Artigo —

Publicado originalmente em Livro Sexto, último texto da secção “As Grades”, o poema é composto por 37 versos, dispostos de uma maneira que, logo em um primeiro momento, leva a um estranhamento e a uma questão: haveria um modo correto de o ler? Os versos estão dispostos em duas colunas: a esquerda conta com dezanove versos, e a direita, com dezoito. Elas não estão, no entanto, dispostas uma ao lado da outra em uma reta: a coluna menor aparece um pouco abaixo da maior, o que visualmente provoca uma rutura entre os versos. Como as linhas não aparecem em espaços equivalentes, o leitor é levado a uma experiência distinta: é possível ler o poema por colunas ou fazer a leitura como um caminho: do verso primeiro da esquerda ao primeiro da direita e assim por diante, em uma espécie de descida em ziguezague.
O poema, metricamente, é composto por versos em redondilha menor. O primeiro verso – disposto na coluna da esquerda – tem seu sentido continuado no primeiro da coluna direita. Essa é a dinâmica da leitura que aqui é proposta, uma vez que o texto é elaborado a partir de suas frases curtas, ligadas em grande parte por preposições e pronomes. Pela sintaxe, observam-se, primeiramente, períodos fragmentados pela divisão espacial do poema.
A exemplo temos os quatro primeiros versos (dois da esquerda, dois da direita) que compõem um período completo com apenas um verbo conjugado: “Tão longo caminho / Quanto passo andado / E todas as portas / Encontrou fechadas”. Assim, se imaginarmos um ponto final, teríamos um período completo, formado por uma única oração. Essa ligação entre os versos é possível e constrói um sentido pleno, por isso a leitura da esquerda para a direita se configura como uma alternativa satisfatória para a leitura.
Observa-se a ausência de pontuação – traço da poética de Sophia Andresen –, o que reafirma a estruturação dupla possibilitada pela disposição dos versos. A ausência de marcações gráficas torna a sintaxe do texto fluida e dinâmica, levando à ideia de movimentação, como se estivéssemos diante de degraus que são percorridos em ziguezague. Apesar de não haver pontuação, é preciso considerar as relações semânticas e sintáticas que os versos apresentam: o verso inserido à esquerda completa-se com o que está à direita, determinando o ritmo e a progressão do texto. Dessa maneira, a leitura obedecendo ao caminho ziguezagueante é a preferível para esta análise.
O ziguezague também se refere ao tortuoso caminho descrito pela voz poética já no primeiro verso: “Tão longo caminho / Quanto passo andado”. Assim, o movimento da leitura percorre as longas distâncias trilhadas por alguém. O primeiro verso apresenta uma ideia de extensão na sua leitura, definida pelos sons nasalizados das sílabas “tão”, “lon” e “minho”. Esse aspeto é intensificado pela imagem do terceiro verso: as portas fechadas. É, então, a noção de alguém que anda ziguezagueando atrás de entradas, mas nenhuma está aberta. A estrutura em colunas reflete esse itinerário errante de alguém que busca em vão uma abertura. É interessante notar a estrutura em ziguezague como algo diferencial dos poemas de Sophia Andresen, pois a autora quis espacialmente marcar a tortuosidade do percurso.

Anotações dos elementos da página
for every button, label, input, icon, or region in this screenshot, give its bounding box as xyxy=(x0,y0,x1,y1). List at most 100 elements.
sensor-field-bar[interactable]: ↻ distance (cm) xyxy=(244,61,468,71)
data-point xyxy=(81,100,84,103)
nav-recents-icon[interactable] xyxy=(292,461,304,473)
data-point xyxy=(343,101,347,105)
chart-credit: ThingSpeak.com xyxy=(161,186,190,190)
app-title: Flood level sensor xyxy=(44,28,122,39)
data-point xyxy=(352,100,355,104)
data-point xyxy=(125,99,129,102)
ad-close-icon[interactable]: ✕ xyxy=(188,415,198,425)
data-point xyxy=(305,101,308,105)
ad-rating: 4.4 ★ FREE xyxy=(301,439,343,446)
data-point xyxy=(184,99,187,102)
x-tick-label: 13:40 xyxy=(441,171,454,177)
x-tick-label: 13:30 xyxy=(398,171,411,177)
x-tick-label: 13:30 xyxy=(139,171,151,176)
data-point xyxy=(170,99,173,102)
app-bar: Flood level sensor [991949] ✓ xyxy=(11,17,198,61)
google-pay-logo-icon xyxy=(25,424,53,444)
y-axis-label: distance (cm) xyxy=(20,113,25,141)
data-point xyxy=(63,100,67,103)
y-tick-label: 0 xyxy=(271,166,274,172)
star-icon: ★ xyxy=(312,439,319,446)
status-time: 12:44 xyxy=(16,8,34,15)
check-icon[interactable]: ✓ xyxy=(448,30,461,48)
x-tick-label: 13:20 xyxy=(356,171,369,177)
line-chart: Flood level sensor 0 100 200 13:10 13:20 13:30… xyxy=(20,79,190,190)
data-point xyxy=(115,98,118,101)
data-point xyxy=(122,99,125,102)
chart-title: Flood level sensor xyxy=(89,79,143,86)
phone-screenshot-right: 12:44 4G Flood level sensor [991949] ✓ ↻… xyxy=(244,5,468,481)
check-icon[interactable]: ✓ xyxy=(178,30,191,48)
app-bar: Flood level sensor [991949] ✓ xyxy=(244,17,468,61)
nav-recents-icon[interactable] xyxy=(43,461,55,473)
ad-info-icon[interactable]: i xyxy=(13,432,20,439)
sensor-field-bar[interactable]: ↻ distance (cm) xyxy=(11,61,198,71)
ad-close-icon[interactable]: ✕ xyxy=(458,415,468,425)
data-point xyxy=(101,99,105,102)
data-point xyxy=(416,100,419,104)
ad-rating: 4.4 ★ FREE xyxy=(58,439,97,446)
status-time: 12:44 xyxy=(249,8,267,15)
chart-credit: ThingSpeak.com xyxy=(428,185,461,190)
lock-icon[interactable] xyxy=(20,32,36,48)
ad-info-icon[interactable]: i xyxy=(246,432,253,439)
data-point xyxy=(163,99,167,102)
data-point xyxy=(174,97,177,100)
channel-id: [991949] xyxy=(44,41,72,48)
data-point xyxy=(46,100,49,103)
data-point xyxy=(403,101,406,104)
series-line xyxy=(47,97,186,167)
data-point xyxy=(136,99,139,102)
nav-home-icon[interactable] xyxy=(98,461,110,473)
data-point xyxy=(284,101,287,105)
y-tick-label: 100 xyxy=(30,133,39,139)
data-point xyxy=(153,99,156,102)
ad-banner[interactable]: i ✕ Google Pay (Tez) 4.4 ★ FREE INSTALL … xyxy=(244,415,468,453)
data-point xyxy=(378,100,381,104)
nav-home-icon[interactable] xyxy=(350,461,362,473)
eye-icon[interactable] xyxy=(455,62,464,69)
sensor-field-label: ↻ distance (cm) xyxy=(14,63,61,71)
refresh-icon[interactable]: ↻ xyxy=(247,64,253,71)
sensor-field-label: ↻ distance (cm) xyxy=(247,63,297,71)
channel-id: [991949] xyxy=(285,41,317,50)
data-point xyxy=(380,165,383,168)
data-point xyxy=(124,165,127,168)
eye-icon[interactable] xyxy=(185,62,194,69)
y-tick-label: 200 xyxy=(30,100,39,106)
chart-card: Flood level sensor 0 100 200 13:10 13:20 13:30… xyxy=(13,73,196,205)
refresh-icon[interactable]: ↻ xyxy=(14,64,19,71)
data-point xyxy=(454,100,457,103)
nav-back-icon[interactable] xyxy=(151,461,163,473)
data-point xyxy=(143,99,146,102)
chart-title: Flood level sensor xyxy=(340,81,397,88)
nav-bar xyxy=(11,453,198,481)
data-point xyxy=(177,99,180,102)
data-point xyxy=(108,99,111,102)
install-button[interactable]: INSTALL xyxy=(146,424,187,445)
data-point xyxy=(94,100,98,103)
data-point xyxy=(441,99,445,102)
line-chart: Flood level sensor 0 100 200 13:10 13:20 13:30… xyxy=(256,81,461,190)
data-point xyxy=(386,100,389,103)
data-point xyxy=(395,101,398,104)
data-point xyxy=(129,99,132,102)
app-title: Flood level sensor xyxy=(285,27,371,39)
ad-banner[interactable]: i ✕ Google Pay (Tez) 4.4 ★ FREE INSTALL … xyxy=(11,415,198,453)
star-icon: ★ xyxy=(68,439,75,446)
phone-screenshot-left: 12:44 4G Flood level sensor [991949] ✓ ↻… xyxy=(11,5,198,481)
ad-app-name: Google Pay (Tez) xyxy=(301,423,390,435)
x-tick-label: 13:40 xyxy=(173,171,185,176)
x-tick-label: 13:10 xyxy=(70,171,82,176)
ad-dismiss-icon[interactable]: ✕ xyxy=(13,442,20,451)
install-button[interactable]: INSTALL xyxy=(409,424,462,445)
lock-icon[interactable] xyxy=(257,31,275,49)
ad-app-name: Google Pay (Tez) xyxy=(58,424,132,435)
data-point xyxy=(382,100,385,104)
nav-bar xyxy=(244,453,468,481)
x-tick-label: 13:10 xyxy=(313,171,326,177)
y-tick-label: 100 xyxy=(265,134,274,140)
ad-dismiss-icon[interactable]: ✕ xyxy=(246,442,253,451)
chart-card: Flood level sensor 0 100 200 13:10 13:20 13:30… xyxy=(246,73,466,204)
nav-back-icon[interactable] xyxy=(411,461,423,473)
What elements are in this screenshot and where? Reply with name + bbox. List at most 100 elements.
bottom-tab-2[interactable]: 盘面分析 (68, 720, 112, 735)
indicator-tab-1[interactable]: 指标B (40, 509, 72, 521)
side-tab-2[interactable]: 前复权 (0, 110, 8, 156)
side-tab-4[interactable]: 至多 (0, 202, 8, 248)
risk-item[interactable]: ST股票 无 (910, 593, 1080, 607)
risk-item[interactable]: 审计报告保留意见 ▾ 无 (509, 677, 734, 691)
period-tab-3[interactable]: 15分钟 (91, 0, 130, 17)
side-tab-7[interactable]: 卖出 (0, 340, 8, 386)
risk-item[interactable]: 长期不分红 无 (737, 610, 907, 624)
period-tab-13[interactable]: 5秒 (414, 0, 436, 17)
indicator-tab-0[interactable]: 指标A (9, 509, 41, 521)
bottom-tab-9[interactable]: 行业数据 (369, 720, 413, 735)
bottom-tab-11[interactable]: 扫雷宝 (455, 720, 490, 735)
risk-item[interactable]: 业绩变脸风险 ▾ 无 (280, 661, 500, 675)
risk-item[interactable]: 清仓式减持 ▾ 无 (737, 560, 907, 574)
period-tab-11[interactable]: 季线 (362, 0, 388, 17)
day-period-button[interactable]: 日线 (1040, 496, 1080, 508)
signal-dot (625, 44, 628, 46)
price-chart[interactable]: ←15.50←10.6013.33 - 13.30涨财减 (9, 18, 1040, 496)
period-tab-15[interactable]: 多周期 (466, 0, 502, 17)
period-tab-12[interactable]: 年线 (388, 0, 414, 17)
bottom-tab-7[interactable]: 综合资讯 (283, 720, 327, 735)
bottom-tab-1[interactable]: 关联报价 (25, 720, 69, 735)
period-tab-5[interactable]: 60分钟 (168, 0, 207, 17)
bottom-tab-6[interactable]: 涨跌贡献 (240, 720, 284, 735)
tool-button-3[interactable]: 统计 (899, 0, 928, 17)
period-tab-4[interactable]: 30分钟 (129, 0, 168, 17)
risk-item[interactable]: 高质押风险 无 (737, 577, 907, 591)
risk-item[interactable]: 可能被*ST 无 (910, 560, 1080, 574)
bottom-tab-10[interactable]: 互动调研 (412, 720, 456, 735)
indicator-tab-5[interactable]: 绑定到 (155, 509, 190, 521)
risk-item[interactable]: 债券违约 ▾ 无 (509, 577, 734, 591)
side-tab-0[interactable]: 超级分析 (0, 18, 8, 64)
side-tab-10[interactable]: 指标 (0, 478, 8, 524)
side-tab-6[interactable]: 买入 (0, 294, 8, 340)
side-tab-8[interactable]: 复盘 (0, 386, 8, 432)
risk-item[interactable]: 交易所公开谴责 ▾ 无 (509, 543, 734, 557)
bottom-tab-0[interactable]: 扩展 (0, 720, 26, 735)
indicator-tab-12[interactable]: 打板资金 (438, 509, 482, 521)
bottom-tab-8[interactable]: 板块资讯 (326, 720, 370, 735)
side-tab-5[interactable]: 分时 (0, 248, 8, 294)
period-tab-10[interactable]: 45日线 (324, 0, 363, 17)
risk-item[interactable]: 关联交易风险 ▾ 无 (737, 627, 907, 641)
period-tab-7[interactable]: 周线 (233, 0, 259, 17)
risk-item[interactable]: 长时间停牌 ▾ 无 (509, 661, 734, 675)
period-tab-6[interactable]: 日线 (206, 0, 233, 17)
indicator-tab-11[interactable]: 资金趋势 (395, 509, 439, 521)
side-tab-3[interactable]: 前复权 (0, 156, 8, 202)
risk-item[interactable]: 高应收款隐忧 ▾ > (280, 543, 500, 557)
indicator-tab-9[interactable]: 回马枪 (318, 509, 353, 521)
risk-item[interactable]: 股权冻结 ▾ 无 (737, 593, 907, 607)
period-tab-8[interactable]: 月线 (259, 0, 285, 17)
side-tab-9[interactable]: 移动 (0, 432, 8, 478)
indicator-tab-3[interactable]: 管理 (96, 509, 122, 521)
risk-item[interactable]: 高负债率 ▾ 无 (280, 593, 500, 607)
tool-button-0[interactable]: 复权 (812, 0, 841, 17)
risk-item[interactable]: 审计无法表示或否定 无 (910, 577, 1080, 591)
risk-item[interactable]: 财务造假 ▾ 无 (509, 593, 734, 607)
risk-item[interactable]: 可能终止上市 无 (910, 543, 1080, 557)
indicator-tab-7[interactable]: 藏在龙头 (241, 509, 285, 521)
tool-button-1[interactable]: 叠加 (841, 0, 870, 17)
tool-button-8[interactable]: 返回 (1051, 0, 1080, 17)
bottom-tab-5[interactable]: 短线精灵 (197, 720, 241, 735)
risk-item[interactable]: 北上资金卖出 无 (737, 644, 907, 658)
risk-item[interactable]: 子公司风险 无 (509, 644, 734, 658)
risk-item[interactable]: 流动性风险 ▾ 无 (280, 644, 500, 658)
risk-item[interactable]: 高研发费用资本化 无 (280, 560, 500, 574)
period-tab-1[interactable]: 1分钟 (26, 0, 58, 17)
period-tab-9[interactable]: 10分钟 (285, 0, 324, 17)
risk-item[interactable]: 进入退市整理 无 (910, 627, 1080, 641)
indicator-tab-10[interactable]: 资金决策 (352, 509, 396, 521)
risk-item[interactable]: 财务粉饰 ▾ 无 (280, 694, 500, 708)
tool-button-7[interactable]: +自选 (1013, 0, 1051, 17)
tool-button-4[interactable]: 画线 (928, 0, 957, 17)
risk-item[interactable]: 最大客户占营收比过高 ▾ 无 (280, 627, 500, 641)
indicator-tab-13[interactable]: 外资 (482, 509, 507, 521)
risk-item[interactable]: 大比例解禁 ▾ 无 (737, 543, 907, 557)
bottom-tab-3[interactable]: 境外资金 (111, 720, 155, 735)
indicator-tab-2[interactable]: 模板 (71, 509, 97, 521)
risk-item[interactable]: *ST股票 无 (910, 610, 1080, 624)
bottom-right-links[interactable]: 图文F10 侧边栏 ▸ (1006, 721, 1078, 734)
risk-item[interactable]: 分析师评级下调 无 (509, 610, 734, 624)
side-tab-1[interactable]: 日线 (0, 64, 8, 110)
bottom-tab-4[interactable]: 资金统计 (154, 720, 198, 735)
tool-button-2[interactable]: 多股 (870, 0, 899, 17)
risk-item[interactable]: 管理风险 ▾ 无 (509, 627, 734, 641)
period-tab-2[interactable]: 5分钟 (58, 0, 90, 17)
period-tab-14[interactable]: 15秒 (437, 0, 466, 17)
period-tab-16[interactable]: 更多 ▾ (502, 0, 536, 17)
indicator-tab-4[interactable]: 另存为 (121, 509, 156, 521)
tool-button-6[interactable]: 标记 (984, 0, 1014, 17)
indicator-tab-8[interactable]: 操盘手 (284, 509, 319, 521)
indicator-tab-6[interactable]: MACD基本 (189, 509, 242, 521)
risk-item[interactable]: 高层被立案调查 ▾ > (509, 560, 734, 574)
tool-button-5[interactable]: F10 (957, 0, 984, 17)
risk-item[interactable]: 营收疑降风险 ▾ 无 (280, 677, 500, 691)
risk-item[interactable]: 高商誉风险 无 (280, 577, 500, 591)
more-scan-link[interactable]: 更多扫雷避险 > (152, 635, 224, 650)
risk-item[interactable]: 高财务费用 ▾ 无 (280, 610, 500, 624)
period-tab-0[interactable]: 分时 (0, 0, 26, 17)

Ações necessárias —
a – Segundo o artigo sobre o poema de Sophia Andresen, quantos versos tem a coluna da esquerda?
b – Prossiga o artigo sobre o poema de Sophia Andresen a partir da última frase apresentada.

Respostas às tarefas —
a – Dezanove versos.

b –
A sombra que percorre esse caminho é errante. Se considerarmos que o nome do poema é “Cantar”, tal imagem suscitaria a presença marcante de um ser que cantasse. Contudo, nesse poema, observa-se uma voz lírica que fala sobre um alguém – marcado pelo uso da 3ª pessoa do singular – descrito por sua sombra, a qual, conforme indica o terceiro e quarto verso, andou, mas encontrou fechadas todas as portas.
Assim, a voz poética não descreve um homem, mas, sim uma sombra que está em um longo caminho de buscas e questionamentos. A sombra é a projeção obscura produzida pela intercetação da luz por um corpo, porém, em “Cantar”, ela representa a metáfora do homem obscurecido, daquele que está em um longo combate e encontra todas as portas fechadas. É também obscuro porque não pode ser identificado, está oculto em sua longa procura. Nesse sentido, aproximamo-nos do contexto sociopolítico em que “Cantar” se insere.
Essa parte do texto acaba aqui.